=== WRITTEN REQUEST ===
Lines containing the word "della" should be extracted in full.

(Data entries)
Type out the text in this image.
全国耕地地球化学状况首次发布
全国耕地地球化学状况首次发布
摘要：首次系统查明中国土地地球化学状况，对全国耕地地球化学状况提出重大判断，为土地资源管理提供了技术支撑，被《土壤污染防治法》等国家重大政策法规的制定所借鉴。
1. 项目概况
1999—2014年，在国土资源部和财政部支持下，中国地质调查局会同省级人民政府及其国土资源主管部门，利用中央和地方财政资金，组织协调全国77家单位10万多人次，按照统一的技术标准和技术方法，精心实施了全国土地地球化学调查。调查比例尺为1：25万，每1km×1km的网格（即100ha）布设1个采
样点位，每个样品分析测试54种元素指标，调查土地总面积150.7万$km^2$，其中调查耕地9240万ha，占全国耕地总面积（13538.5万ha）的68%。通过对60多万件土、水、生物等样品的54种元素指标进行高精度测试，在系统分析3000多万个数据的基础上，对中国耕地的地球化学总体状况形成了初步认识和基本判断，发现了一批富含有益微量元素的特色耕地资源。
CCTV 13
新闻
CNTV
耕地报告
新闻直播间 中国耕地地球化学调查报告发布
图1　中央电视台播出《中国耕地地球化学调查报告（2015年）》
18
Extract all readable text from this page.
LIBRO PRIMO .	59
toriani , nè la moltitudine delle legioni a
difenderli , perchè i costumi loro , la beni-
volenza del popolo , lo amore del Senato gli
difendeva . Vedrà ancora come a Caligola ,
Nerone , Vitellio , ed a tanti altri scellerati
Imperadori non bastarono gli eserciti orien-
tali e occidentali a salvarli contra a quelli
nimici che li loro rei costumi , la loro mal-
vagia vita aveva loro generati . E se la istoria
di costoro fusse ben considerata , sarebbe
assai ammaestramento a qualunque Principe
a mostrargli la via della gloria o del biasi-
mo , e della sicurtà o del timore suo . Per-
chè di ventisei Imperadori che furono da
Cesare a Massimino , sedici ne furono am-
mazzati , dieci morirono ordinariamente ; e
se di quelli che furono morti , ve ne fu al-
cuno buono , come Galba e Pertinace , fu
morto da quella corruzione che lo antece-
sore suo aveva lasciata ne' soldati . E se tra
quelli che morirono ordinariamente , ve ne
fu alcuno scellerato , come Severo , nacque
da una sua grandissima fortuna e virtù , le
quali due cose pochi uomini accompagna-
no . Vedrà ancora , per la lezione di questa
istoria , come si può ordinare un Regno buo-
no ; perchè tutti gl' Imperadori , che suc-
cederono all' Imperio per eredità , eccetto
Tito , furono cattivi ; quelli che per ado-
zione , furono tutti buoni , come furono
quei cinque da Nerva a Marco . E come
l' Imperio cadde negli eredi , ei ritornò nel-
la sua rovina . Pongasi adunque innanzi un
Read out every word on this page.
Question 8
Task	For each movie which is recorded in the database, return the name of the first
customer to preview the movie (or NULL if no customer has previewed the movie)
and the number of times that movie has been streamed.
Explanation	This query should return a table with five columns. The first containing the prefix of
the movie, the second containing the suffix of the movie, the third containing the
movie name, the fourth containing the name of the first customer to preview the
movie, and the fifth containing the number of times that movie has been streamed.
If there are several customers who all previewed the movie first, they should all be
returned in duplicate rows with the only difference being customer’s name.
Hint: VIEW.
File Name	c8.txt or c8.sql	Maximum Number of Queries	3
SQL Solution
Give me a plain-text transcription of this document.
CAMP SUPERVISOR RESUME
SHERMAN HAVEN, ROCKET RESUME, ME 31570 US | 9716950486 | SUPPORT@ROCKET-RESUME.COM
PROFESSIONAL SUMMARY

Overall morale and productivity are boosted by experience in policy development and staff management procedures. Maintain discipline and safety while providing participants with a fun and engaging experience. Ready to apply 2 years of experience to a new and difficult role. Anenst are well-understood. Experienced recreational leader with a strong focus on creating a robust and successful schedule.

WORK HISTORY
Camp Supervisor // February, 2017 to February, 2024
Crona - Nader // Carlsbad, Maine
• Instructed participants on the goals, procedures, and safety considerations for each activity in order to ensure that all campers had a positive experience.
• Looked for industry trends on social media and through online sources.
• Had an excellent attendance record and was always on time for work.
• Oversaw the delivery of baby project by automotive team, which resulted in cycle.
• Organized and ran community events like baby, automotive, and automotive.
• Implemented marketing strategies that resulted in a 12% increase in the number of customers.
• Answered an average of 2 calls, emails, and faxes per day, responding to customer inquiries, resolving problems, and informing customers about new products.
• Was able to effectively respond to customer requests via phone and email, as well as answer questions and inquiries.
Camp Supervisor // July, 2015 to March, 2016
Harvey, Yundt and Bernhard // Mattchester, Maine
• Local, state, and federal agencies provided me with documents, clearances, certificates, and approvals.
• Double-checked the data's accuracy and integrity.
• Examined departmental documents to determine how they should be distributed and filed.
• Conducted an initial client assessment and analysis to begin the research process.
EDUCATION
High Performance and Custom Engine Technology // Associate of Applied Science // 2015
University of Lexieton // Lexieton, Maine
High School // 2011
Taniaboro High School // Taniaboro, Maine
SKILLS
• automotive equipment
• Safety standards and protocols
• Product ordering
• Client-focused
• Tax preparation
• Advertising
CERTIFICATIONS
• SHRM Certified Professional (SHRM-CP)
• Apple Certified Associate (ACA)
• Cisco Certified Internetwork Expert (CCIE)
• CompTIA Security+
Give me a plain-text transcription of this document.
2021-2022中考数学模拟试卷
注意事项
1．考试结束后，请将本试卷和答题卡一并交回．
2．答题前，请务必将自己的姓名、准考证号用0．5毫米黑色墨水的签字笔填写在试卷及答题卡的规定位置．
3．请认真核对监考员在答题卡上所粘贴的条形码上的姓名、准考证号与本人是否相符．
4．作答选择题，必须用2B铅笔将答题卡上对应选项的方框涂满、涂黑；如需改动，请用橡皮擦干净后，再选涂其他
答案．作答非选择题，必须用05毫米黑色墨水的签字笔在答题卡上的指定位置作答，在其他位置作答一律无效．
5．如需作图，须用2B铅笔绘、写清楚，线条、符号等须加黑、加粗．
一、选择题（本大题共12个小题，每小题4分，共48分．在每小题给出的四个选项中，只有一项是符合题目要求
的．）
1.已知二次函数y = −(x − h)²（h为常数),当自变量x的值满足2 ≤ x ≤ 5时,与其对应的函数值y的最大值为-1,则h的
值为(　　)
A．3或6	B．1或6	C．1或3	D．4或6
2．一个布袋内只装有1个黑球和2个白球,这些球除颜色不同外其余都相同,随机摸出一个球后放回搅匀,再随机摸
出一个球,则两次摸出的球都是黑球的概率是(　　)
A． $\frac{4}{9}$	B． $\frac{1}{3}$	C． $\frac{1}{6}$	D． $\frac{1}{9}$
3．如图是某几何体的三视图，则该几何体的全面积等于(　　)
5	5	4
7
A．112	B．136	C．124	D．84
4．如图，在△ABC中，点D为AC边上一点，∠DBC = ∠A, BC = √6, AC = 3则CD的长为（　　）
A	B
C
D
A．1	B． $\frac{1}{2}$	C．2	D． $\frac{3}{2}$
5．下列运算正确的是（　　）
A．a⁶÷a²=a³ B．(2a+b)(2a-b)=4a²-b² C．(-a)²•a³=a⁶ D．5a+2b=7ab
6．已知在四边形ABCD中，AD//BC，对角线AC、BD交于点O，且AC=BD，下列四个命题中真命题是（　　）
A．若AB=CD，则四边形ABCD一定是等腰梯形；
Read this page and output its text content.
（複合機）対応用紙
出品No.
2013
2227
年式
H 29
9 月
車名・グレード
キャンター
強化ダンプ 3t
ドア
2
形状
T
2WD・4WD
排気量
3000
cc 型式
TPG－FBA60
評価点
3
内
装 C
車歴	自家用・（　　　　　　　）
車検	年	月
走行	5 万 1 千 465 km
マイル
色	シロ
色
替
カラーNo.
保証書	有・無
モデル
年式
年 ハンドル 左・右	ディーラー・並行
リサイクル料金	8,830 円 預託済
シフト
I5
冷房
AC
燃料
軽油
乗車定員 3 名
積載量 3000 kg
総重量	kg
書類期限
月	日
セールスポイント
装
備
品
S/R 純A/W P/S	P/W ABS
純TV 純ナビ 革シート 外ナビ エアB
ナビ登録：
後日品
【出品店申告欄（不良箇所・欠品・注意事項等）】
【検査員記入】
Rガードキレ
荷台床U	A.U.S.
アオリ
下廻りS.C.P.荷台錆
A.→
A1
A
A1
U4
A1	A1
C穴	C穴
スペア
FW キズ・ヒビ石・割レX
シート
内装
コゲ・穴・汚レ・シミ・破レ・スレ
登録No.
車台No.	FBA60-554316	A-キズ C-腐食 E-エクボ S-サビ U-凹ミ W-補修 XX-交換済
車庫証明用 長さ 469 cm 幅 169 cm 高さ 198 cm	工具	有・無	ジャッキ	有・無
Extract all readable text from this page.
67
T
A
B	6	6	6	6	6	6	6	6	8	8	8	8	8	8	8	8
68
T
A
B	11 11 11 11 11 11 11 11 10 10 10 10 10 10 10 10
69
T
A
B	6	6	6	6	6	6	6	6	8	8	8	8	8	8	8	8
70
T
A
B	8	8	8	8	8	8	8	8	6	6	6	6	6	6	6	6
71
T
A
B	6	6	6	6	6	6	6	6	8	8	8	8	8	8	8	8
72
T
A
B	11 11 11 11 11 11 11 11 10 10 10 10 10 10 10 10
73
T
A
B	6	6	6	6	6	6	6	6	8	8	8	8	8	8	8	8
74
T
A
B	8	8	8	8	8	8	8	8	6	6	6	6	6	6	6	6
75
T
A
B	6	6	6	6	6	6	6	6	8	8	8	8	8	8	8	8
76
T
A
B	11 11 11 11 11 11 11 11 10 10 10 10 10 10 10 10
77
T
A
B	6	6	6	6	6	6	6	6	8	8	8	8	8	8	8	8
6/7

=== TASK ANSWER ===
a mostrargli la via della gloria o del biasi-
mo , e della sicurtà o del timore suo . Per-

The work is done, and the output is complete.